Given records —
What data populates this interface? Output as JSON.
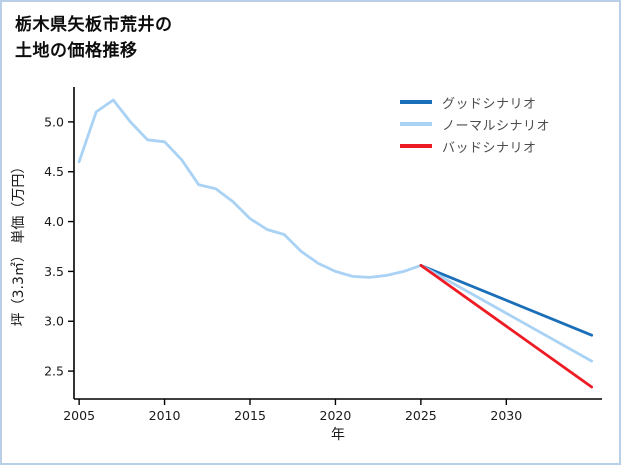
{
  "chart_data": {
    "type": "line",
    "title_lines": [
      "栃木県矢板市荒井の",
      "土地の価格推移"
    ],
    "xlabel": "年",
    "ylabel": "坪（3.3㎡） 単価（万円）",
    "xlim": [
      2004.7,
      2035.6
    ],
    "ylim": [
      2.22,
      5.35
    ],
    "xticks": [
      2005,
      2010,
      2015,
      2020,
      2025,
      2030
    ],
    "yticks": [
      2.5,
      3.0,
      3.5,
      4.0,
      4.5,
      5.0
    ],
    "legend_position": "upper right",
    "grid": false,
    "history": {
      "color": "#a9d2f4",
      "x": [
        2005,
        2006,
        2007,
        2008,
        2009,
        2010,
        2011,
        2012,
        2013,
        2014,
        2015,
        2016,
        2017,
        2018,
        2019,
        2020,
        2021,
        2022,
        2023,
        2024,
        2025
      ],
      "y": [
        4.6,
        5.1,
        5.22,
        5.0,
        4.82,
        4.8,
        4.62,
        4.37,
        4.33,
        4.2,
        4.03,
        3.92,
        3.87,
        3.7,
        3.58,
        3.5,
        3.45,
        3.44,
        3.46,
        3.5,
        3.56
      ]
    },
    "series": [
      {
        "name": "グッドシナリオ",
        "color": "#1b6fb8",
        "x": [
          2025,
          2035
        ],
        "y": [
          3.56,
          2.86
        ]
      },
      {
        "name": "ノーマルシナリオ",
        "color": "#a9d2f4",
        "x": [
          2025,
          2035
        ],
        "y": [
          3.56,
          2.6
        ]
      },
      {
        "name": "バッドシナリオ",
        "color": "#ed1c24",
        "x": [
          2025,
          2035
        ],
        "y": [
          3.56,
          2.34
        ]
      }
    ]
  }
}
---
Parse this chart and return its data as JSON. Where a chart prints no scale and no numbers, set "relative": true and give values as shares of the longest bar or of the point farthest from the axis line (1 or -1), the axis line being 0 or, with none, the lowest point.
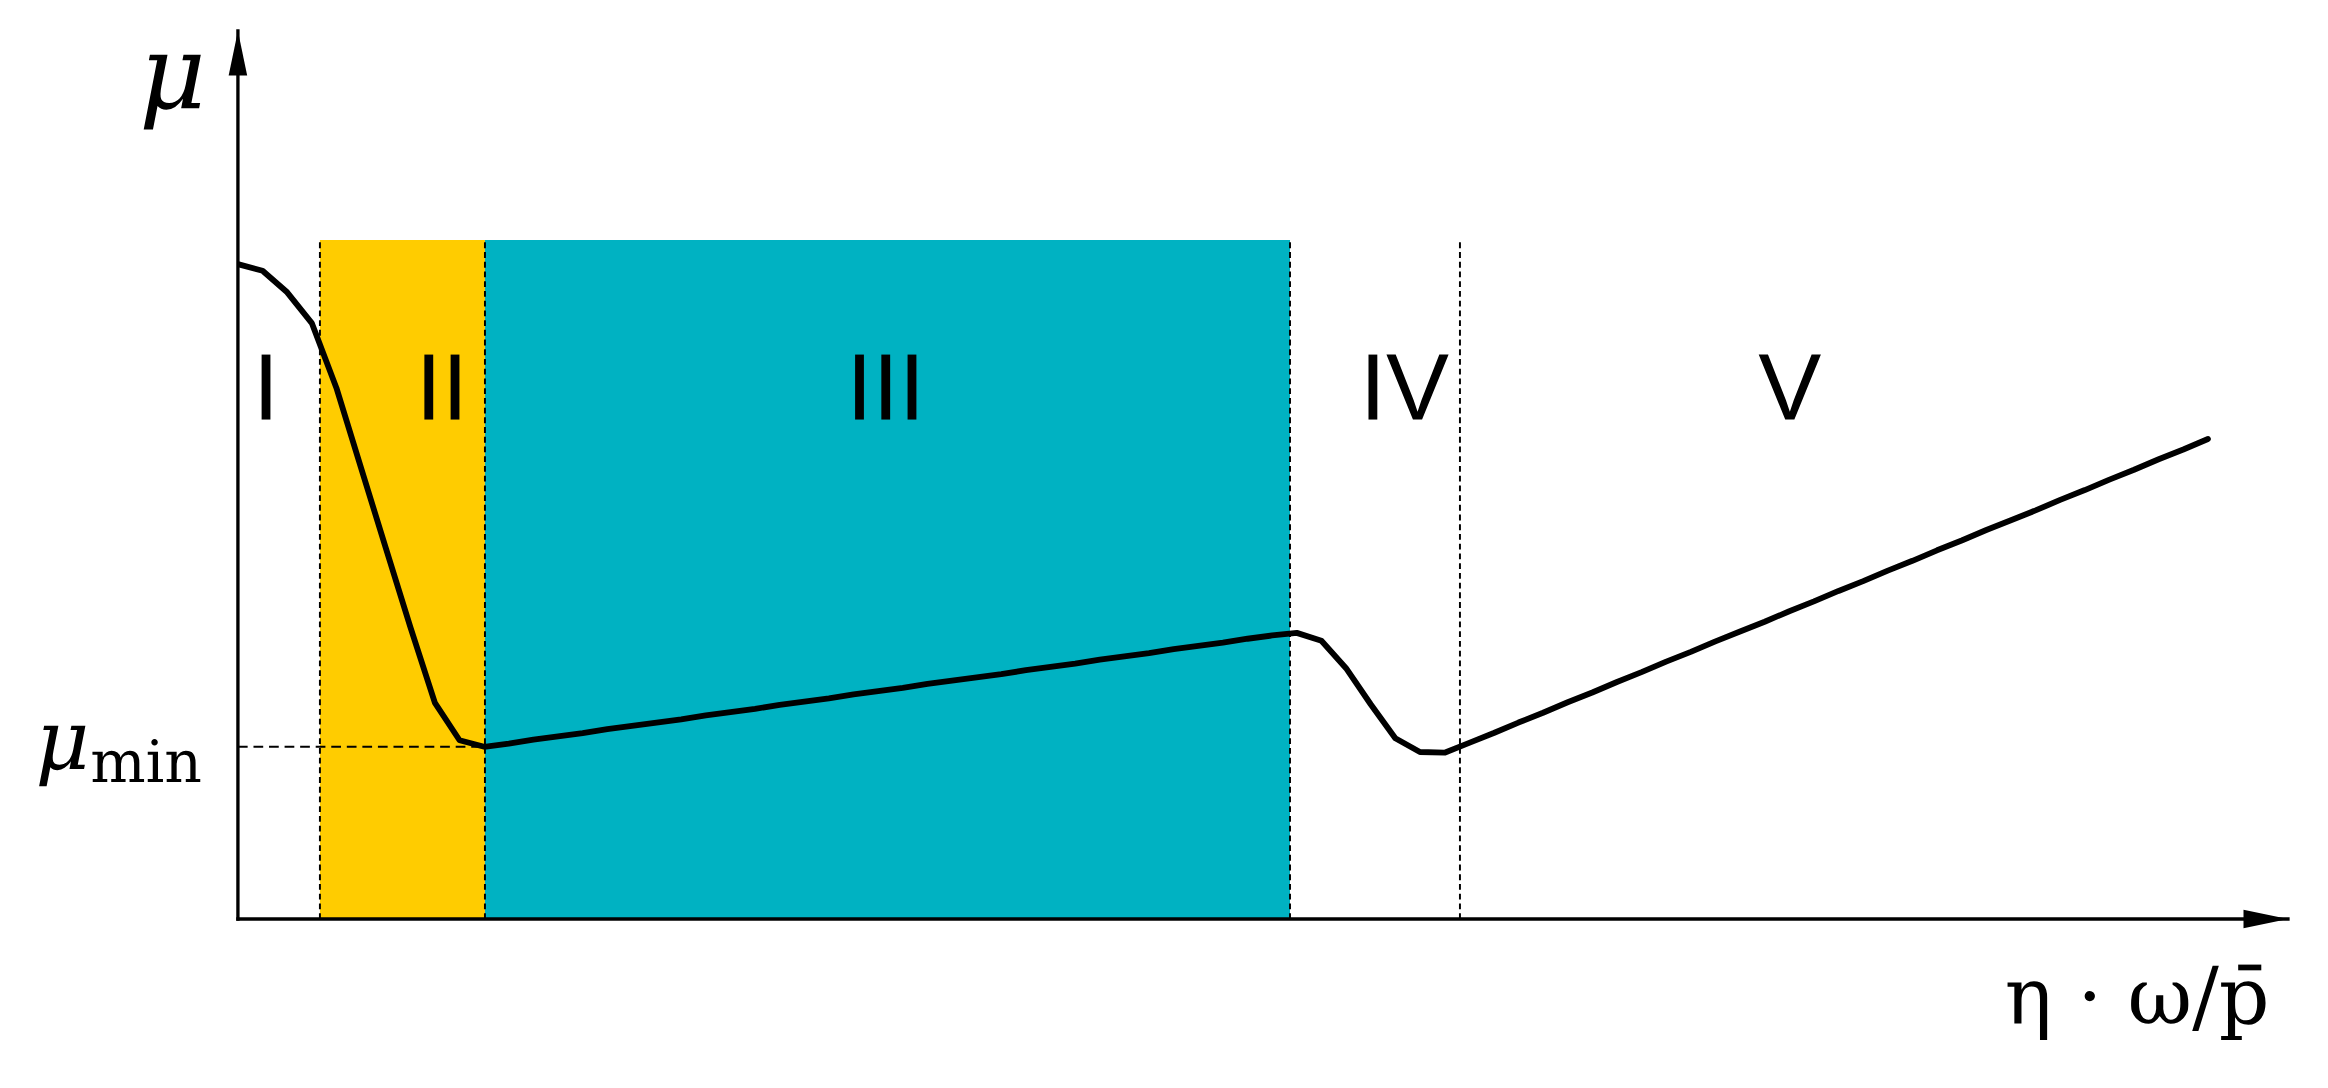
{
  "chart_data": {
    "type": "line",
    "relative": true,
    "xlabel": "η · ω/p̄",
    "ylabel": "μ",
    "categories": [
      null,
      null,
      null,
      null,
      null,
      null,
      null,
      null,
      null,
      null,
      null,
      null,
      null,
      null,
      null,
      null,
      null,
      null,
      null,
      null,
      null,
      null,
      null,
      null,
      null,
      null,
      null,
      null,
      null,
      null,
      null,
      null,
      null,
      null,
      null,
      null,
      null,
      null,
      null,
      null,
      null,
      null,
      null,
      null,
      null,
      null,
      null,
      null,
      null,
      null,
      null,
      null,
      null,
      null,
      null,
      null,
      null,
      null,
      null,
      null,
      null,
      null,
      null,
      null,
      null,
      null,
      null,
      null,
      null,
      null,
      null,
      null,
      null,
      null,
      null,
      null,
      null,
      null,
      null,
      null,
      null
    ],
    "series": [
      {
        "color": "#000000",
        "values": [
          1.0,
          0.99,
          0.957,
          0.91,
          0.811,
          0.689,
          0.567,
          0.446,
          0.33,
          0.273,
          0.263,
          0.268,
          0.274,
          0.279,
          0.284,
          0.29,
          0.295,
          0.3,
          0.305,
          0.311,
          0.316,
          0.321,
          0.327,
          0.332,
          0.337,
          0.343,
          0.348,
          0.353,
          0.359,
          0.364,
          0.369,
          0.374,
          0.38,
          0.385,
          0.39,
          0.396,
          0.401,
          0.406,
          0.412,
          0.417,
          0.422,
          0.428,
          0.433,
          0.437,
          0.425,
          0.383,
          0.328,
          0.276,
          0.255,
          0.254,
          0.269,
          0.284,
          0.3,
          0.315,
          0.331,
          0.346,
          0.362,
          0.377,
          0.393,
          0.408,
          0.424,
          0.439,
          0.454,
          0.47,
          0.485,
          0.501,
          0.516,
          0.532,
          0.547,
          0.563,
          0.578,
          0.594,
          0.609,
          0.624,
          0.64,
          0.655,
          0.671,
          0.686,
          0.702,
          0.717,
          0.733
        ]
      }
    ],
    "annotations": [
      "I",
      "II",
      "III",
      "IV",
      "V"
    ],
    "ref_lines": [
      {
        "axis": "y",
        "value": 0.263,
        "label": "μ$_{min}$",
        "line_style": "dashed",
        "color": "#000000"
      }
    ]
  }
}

What is asked — Pull out each line of the records holding the string "name".

Response to the exercise —
        "name": "グッドシナリオ",
        "name": "ノーマルシナリオ",
        "name": "バッドシナリオ",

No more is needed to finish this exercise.